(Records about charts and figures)
▶
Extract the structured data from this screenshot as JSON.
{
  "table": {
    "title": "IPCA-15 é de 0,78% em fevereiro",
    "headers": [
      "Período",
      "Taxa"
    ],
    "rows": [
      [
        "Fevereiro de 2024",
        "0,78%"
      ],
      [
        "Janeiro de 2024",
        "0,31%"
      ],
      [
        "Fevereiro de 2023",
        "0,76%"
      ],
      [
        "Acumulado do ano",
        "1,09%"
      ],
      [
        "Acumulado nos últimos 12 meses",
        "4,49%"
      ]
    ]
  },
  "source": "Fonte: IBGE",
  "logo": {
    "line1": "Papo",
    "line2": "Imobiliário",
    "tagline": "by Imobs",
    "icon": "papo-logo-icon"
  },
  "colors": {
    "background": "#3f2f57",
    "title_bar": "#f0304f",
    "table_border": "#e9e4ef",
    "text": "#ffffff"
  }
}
◀
Stated exercise
Write out every line exactly as it stands.

Result of the exercise
Extract the structured data from this screenshot as JSON.
{
  "table": {
    "title": "IPCA-15 é de 0,78% em fevereiro",
    "headers": [
      "Período",
      "Taxa"
    ],
    "rows": [
      [
        "Fevereiro de 2024",
        "0,78%"
      ],
      [
        "Janeiro de 2024",
        "0,31%"
      ],
      [
        "Fevereiro de 2023",
        "0,76%"
      ],
      [
        "Acumulado do ano",
        "1,09%"
      ],
      [
        "Acumulado nos últimos 12 meses",
        "4,49%"
      ]
    ]
  },
  "source": "Fonte: IBGE",
  "logo": {
    "line1": "Papo",
    "line2": "Imobiliário",
    "tagline": "by Imobs",
    "icon": "papo-logo-icon"
  },
  "colors": {
    "background": "#3f2f57",
    "title_bar": "#f0304f",
    "table_border": "#e9e4ef",
    "text": "#ffffff"
  }
}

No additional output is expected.